● **What you have to do**
Return the records exactly as they are.

[Dataset items]
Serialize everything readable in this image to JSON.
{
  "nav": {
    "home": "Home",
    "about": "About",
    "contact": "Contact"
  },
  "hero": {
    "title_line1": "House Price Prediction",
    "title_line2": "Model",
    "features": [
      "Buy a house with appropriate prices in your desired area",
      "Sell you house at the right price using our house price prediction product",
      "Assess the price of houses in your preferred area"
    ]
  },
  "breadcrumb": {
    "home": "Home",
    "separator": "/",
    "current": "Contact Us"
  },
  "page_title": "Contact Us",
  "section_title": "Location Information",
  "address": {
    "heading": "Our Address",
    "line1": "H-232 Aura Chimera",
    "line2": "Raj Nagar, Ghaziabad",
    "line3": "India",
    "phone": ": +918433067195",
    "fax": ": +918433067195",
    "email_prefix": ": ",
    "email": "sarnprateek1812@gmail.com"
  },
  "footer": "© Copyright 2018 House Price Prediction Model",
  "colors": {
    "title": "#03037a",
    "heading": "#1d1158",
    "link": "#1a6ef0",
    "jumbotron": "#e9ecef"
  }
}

● **Written response**
Serialize everything readable in this image to JSON.
{
  "nav": {
    "home": "Home",
    "about": "About",
    "contact": "Contact"
  },
  "hero": {
    "title_line1": "House Price Prediction",
    "title_line2": "Model",
    "features": [
      "Buy a house with appropriate prices in your desired area",
      "Sell you house at the right price using our house price prediction product",
      "Assess the price of houses in your preferred area"
    ]
  },
  "breadcrumb": {
    "home": "Home",
    "separator": "/",
    "current": "Contact Us"
  },
  "page_title": "Contact Us",
  "section_title": "Location Information",
  "address": {
    "heading": "Our Address",
    "line1": "H-232 Aura Chimera",
    "line2": "Raj Nagar, Ghaziabad",
    "line3": "India",
    "phone": ": +918433067195",
    "fax": ": +918433067195",
    "email_prefix": ": ",
    "email": "sarnprateek1812@gmail.com"
  },
  "footer": "© Copyright 2018 House Price Prediction Model",
  "colors": {
    "title": "#03037a",
    "heading": "#1d1158",
    "link": "#1a6ef0",
    "jumbotron": "#e9ecef"
  }
}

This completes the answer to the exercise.